=== WORK TO COMPLETE ===
From the entries that follow, report every line in which "title" occurs.
━━━━━ SUPPLIED DATA
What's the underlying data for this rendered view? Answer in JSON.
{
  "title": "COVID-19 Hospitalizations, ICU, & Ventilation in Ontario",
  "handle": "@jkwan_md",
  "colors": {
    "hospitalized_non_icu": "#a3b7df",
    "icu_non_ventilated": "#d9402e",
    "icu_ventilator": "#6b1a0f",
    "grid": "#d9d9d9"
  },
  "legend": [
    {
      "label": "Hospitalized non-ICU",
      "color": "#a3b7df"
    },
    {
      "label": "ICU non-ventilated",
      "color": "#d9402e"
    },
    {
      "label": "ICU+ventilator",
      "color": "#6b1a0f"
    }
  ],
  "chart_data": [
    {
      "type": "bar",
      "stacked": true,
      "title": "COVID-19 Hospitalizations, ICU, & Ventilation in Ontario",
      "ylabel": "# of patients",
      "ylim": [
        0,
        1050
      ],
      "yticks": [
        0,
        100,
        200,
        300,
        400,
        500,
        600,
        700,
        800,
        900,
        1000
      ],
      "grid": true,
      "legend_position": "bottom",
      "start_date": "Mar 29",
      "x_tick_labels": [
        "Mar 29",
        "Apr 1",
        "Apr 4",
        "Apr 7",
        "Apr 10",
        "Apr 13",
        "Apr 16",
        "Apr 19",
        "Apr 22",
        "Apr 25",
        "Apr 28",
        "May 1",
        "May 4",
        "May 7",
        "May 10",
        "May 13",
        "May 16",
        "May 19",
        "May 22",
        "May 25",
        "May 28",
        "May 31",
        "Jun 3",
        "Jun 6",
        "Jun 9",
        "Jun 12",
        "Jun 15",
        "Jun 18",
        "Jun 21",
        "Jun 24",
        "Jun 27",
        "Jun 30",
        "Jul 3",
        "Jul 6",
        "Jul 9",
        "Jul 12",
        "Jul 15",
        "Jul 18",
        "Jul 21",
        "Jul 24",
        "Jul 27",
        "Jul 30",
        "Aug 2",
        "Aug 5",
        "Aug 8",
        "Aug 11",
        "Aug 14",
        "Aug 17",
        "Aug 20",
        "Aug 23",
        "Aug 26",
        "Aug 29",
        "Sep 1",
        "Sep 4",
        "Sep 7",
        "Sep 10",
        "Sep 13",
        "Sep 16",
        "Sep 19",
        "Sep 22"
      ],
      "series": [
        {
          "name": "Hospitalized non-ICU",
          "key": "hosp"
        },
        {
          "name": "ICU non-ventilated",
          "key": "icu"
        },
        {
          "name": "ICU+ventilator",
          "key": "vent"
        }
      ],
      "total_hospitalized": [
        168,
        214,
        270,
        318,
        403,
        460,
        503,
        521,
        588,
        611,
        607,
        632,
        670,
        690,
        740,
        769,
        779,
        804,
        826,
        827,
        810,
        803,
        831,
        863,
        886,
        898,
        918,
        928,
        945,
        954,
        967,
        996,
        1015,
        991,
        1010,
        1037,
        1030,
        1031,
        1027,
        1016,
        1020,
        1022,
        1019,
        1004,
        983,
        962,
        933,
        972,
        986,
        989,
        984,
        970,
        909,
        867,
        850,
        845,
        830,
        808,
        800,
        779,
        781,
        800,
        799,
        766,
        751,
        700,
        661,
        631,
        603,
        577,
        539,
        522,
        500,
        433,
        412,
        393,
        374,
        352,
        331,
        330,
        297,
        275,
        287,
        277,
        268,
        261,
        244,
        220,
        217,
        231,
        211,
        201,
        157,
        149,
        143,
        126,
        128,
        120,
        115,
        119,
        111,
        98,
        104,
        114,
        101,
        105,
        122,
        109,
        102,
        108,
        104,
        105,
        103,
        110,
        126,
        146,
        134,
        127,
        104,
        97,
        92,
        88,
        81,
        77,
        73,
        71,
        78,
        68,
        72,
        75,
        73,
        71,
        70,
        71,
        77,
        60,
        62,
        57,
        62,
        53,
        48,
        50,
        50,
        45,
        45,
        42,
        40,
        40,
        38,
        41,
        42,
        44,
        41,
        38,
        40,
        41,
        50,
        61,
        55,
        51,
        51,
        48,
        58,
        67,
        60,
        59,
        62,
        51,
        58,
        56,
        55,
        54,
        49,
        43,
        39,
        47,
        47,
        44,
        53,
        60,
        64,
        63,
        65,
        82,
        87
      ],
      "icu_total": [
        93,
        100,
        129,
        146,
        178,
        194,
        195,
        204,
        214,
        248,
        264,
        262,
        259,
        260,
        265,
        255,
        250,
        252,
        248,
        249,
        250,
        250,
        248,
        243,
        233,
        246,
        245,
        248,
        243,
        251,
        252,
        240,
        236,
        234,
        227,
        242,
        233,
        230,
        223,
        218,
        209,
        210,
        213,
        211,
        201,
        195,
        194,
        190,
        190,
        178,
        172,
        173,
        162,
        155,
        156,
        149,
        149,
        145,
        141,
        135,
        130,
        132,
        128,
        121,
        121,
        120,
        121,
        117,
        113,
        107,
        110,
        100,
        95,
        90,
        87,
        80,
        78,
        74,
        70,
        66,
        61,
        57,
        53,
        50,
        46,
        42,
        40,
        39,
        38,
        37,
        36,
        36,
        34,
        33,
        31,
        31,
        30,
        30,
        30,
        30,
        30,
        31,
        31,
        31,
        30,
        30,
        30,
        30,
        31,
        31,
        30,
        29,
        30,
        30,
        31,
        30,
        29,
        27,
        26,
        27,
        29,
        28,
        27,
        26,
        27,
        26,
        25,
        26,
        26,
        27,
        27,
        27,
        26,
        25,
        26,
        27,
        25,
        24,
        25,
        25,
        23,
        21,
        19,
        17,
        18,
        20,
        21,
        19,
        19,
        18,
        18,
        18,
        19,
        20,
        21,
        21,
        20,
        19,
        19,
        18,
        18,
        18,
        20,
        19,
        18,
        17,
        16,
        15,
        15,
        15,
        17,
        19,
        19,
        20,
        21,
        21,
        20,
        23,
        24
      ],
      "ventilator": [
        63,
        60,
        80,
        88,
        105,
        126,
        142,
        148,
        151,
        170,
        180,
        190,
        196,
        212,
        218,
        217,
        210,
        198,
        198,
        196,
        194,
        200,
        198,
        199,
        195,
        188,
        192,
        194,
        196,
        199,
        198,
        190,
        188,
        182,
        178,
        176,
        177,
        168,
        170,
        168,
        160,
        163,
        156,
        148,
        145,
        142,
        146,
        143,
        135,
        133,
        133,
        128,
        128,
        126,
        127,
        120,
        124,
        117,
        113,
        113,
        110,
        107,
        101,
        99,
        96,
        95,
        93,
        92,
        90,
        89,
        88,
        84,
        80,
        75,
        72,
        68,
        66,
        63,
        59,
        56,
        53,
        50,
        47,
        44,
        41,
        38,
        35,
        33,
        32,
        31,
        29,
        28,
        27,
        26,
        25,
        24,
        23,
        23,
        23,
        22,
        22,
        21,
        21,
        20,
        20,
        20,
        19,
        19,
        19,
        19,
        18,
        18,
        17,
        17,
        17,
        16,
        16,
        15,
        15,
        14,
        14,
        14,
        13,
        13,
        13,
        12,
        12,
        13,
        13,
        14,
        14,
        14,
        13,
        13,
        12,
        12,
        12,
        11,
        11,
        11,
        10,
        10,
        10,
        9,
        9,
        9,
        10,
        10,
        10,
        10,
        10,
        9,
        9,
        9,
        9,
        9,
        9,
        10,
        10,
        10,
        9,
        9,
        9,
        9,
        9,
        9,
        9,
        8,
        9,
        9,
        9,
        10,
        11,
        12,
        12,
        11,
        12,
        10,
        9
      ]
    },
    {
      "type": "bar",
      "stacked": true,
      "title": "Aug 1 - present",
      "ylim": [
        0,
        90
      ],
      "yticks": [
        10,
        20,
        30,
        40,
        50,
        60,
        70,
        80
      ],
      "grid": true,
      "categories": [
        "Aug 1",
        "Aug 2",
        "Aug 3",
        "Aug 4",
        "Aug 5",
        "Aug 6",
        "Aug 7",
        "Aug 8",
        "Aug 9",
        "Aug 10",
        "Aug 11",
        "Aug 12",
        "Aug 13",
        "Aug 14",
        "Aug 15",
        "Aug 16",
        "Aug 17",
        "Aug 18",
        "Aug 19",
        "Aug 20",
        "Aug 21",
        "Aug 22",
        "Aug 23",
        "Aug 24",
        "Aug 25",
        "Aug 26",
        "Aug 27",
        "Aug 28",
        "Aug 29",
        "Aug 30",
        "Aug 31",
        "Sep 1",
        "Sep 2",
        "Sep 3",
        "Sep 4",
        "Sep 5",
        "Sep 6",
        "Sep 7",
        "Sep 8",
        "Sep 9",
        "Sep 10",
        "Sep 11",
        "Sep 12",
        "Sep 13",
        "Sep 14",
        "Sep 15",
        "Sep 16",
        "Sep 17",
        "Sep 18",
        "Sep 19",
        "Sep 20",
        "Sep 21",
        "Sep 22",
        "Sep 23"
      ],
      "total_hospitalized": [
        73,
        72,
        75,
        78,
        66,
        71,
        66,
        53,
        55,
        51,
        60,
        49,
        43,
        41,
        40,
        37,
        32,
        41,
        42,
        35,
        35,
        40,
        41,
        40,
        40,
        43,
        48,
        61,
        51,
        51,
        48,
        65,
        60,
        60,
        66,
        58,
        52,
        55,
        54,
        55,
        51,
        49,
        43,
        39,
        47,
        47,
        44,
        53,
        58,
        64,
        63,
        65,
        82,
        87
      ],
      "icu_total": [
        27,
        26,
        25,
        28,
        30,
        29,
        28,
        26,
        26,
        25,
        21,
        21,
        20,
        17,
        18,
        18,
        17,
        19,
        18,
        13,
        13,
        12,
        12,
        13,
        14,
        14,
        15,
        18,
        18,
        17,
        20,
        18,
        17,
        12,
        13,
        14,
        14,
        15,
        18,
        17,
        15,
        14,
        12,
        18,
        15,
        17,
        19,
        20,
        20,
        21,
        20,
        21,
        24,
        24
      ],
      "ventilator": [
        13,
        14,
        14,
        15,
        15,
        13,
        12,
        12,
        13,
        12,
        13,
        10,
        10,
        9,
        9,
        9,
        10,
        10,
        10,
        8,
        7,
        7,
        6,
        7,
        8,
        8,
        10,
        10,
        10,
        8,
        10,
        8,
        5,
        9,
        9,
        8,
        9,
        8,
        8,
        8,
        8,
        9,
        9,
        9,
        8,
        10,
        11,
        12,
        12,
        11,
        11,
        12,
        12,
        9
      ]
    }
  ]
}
━━━━━━━━━━
=== OUTPUT OF THE EXERCISE ===
  "title": "COVID-19 Hospitalizations, ICU, & Ventilation in Ontario",
      "title": "COVID-19 Hospitalizations, ICU, & Ventilation in Ontario",
      "title": "Aug 1 - present",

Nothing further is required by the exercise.